What to work on: Wherever a line holds the string "title", copy that line.

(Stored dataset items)

____

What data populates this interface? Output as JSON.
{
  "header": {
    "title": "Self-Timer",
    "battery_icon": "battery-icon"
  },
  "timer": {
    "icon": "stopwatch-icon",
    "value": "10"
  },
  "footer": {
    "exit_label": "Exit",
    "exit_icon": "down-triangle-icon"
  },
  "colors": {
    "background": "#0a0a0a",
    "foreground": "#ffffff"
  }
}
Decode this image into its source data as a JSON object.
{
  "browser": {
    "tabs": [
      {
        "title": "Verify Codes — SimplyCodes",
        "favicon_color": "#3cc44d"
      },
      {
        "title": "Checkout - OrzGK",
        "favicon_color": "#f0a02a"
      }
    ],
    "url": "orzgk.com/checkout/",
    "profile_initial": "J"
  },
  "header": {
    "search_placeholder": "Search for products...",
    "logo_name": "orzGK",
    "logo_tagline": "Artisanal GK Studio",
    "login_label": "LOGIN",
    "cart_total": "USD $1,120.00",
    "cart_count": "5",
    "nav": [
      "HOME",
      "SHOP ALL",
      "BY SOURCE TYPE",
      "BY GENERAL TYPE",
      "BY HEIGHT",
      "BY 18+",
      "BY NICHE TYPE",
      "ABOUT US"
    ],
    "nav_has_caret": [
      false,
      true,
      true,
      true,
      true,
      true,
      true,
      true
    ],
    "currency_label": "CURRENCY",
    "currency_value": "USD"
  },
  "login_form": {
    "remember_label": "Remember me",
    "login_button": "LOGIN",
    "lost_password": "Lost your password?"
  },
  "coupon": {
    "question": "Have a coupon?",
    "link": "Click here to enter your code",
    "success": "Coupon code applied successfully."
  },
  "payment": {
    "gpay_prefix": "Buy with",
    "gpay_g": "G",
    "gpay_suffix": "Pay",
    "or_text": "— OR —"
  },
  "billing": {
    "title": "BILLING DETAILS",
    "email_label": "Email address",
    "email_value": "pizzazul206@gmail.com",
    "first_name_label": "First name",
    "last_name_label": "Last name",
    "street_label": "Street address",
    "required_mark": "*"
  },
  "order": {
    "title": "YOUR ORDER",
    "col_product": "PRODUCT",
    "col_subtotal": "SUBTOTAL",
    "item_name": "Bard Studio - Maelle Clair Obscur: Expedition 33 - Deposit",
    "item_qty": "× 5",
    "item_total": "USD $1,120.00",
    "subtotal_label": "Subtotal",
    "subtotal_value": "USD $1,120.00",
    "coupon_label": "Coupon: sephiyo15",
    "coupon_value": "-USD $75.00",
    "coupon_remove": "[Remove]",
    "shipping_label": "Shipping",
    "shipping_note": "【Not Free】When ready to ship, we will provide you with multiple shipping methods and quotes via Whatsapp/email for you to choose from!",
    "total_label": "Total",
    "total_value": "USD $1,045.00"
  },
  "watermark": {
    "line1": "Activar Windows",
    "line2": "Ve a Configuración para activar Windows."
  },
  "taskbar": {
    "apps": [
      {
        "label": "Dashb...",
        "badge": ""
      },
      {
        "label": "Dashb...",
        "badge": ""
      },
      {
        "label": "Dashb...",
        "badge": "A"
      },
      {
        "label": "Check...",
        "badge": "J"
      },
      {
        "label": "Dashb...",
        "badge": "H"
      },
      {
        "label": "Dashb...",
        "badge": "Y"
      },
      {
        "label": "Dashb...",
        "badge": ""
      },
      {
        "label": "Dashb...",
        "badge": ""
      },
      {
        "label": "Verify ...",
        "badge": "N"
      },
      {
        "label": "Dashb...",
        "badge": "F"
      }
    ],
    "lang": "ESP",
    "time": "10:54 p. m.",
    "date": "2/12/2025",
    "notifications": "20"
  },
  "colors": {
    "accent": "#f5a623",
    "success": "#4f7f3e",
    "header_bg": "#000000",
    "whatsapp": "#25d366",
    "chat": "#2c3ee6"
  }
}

____

Response:
    "title": "Self-Timer",
        "title": "Verify Codes — SimplyCodes",
        "title": "Checkout - OrzGK",
    "title": "BILLING DETAILS",
    "title": "YOUR ORDER",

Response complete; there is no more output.